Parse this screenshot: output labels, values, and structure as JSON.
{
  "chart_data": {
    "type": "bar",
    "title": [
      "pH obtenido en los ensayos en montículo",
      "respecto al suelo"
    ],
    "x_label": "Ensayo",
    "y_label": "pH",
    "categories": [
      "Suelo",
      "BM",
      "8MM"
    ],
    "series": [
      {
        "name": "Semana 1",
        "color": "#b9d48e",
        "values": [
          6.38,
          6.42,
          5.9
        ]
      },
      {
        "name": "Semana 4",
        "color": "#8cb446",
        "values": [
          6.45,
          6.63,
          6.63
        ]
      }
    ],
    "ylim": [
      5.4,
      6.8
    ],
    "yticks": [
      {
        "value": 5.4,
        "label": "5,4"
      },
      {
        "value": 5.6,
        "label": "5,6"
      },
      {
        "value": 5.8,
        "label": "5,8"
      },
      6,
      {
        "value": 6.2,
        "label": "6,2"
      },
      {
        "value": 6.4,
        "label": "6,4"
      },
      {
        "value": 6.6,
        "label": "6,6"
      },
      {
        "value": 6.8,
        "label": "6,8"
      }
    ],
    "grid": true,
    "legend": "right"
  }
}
☆ ☆ ☆ ☆ ☆ ☆ ☆
Problem description> Word for word, restate all of the data shown above.

Exercise answer>
Parse this screenshot: output labels, values, and structure as JSON.
{
  "chart_data": {
    "type": "bar",
    "title": [
      "pH obtenido en los ensayos en montículo",
      "respecto al suelo"
    ],
    "x_label": "Ensayo",
    "y_label": "pH",
    "categories": [
      "Suelo",
      "BM",
      "8MM"
    ],
    "series": [
      {
        "name": "Semana 1",
        "color": "#b9d48e",
        "values": [
          6.38,
          6.42,
          5.9
        ]
      },
      {
        "name": "Semana 4",
        "color": "#8cb446",
        "values": [
          6.45,
          6.63,
          6.63
        ]
      }
    ],
    "ylim": [
      5.4,
      6.8
    ],
    "yticks": [
      {
        "value": 5.4,
        "label": "5,4"
      },
      {
        "value": 5.6,
        "label": "5,6"
      },
      {
        "value": 5.8,
        "label": "5,8"
      },
      6,
      {
        "value": 6.2,
        "label": "6,2"
      },
      {
        "value": 6.4,
        "label": "6,4"
      },
      {
        "value": 6.6,
        "label": "6,6"
      },
      {
        "value": 6.8,
        "label": "6,8"
      }
    ],
    "grid": true,
    "legend": "right"
  }
}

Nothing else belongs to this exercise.